**Your task:** Write out every entry, unchanged. Skip any picture.

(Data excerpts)
▼

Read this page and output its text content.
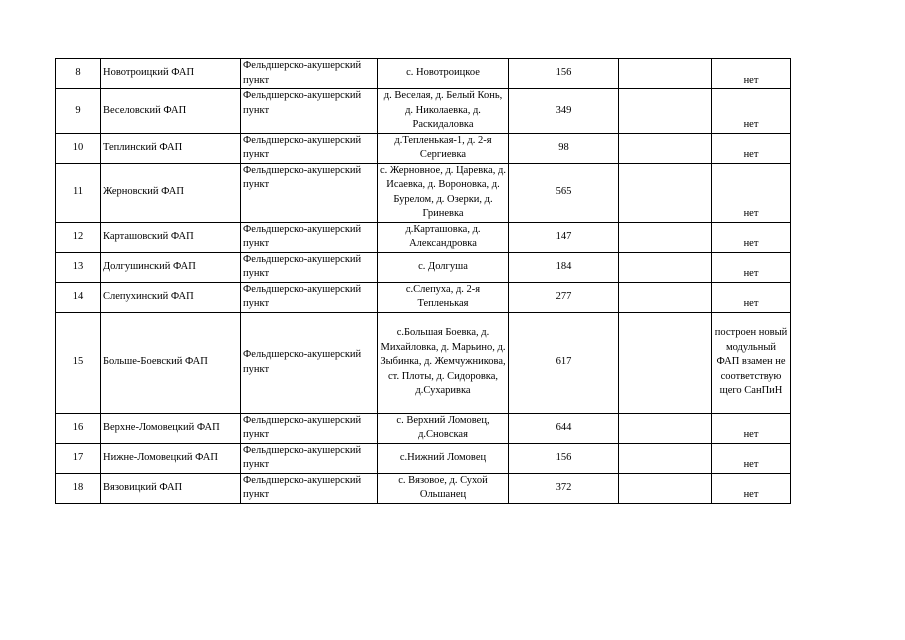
8	Новотроицкий ФАП	Фельдшерско-акушерский пункт	с. Новотроицкое	156		нет
9	Веселовский ФАП	Фельдшерско-акушерский пункт	д. Веселая, д. Белый Конь, д. Николаевка, д. Раскидаловка	349		нет
10	Теплинский ФАП	Фельдшерско-акушерский пункт	д.Тепленькая-1, д. 2-я Сергиевка	98		нет
11	Жерновский ФАП	Фельдшерско-акушерский пункт	с. Жерновное, д. Царевка, д. Исаевка, д. Вороновка, д. Бурелом, д. Озерки, д. Гриневка	565		нет
12	Карташовский ФАП	Фельдшерско-акушерский пункт	д.Карташовка, д. Александровка	147		нет
13	Долгушинский ФАП	Фельдшерско-акушерский пункт	с. Долгуша	184		нет
14	Слепухинский ФАП	Фельдшерско-акушерский пункт	с.Слепуха, д. 2-я Тепленькая	277		нет
15	Больше-Боевский ФАП	Фельдшерско-акушерский пункт	с.Большая Боевка, д. Михайловка, д. Марьино, д. Зыбинка, д. Жемчужникова, ст. Плоты, д. Сидоровка, д.Сухаривка	617		построен новый модульный ФАП взамен не соответствую щего СанПиН
16	Верхне-Ломовецкий ФАП	Фельдшерско-акушерский пункт	с. Верхний Ломовец, д.Сновская	644		нет
17	Нижне-Ломовецкий ФАП	Фельдшерско-акушерский пункт	с.Нижний Ломовец	156		нет
18	Вязовицкий ФАП	Фельдшерско-акушерский пункт	с. Вязовое, д. Сухой Ольшанец	372		нет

▲

**Output for this task:**
Read this page and output its text content.
8	Новотроицкий ФАП	Фельдшерско-акушерский пункт	с. Новотроицкое	156		нет
9	Веселовский ФАП	Фельдшерско-акушерский пункт	д. Веселая, д. Белый Конь, д. Николаевка, д. Раскидаловка	349		нет
10	Теплинский ФАП	Фельдшерско-акушерский пункт	д.Тепленькая-1, д. 2-я Сергиевка	98		нет
11	Жерновский ФАП	Фельдшерско-акушерский пункт	с. Жерновное, д. Царевка, д. Исаевка, д. Вороновка, д. Бурелом, д. Озерки, д. Гриневка	565		нет
12	Карташовский ФАП	Фельдшерско-акушерский пункт	д.Карташовка, д. Александровка	147		нет
13	Долгушинский ФАП	Фельдшерско-акушерский пункт	с. Долгуша	184		нет
14	Слепухинский ФАП	Фельдшерско-акушерский пункт	с.Слепуха, д. 2-я Тепленькая	277		нет
15	Больше-Боевский ФАП	Фельдшерско-акушерский пункт	с.Большая Боевка, д. Михайловка, д. Марьино, д. Зыбинка, д. Жемчужникова, ст. Плоты, д. Сидоровка, д.Сухаривка	617		построен новый модульный ФАП взамен не соответствую щего СанПиН
16	Верхне-Ломовецкий ФАП	Фельдшерско-акушерский пункт	с. Верхний Ломовец, д.Сновская	644		нет
17	Нижне-Ломовецкий ФАП	Фельдшерско-акушерский пункт	с.Нижний Ломовец	156		нет
18	Вязовицкий ФАП	Фельдшерско-акушерский пункт	с. Вязовое, д. Сухой Ольшанец	372		нет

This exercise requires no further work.